━━━ EXERCISE MATERIAL ━━━

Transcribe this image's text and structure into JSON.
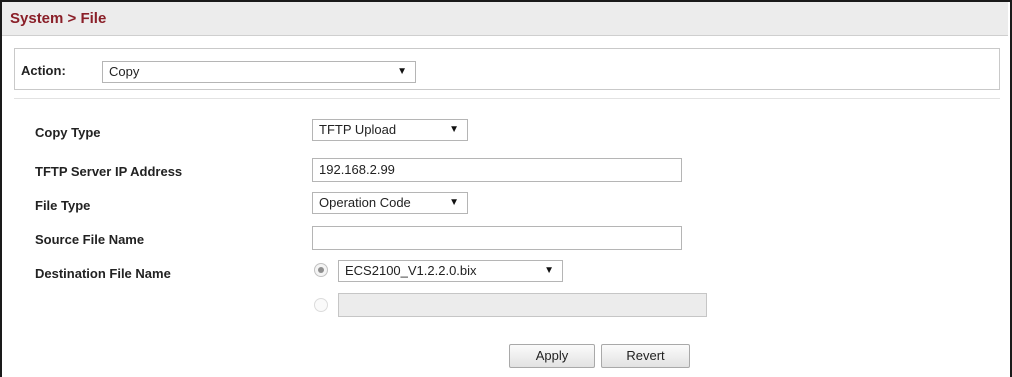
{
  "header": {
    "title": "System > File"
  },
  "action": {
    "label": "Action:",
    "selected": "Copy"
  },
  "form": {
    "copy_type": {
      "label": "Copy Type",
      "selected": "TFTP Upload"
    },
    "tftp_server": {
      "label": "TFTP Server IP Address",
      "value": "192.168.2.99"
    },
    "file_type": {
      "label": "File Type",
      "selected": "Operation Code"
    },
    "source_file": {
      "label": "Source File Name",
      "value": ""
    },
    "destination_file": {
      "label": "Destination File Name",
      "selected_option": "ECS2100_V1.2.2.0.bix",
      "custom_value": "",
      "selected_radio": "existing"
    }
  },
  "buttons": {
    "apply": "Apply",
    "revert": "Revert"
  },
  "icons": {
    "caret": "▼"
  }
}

━━━

WHAT TO DO
Select all lines in the listing above where the word "label" appears, and show them.

TASK OUTPUT
    "label": "Action:",
      "label": "Copy Type",
      "label": "TFTP Server IP Address",
      "label": "File Type",
      "label": "Source File Name",
      "label": "Destination File Name",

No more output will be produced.